Collected data entries:
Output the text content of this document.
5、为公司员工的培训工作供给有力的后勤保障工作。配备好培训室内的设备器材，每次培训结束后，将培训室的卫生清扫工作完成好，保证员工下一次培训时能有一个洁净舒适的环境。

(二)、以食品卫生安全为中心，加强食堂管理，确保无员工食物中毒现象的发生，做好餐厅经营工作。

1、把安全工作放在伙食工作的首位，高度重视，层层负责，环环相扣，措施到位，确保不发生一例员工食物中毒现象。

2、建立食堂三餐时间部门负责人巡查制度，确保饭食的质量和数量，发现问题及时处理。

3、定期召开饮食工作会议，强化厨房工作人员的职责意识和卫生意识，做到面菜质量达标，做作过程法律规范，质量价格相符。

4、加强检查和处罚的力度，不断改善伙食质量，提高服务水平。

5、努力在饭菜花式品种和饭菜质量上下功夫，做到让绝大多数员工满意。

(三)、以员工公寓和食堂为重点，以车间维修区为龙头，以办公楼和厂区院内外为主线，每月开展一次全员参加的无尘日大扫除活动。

==

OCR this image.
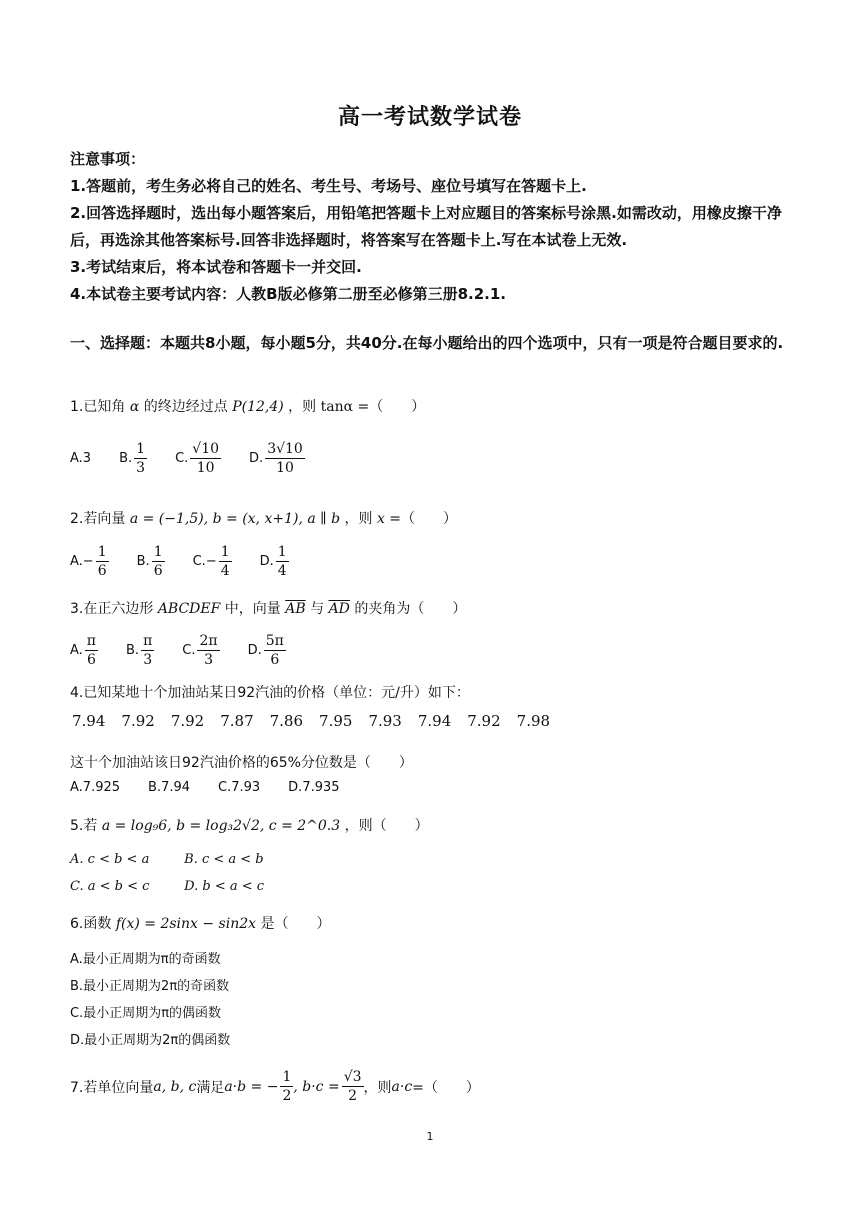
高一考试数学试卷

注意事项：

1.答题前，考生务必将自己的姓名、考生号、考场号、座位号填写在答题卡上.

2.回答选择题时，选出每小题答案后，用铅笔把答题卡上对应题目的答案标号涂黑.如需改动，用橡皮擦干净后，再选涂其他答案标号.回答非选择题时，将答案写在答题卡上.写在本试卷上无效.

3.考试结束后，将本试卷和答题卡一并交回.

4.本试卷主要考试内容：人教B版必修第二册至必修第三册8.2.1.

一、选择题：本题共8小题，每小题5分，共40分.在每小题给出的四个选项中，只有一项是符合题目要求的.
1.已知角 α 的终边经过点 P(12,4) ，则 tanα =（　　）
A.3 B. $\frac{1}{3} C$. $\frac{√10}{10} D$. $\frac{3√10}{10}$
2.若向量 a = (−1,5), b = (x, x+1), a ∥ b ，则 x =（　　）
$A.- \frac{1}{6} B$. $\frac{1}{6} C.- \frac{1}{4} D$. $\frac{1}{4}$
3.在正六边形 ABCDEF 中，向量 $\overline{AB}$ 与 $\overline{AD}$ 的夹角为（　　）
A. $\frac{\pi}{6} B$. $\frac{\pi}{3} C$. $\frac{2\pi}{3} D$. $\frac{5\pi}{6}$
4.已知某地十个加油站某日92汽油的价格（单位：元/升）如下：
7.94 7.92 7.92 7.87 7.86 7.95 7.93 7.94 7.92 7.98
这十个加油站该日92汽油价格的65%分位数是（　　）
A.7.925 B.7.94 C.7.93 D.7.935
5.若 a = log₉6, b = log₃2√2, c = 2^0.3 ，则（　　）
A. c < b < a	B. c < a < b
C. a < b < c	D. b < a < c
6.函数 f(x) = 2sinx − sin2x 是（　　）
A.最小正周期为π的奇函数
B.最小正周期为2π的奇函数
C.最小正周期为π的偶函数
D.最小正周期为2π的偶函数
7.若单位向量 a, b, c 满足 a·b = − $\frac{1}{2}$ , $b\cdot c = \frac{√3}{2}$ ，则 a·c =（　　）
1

_Task requirements:_ Show the lines that mention the word "this".

_Exercise response:_
Output the text content of this document.
OCR this image.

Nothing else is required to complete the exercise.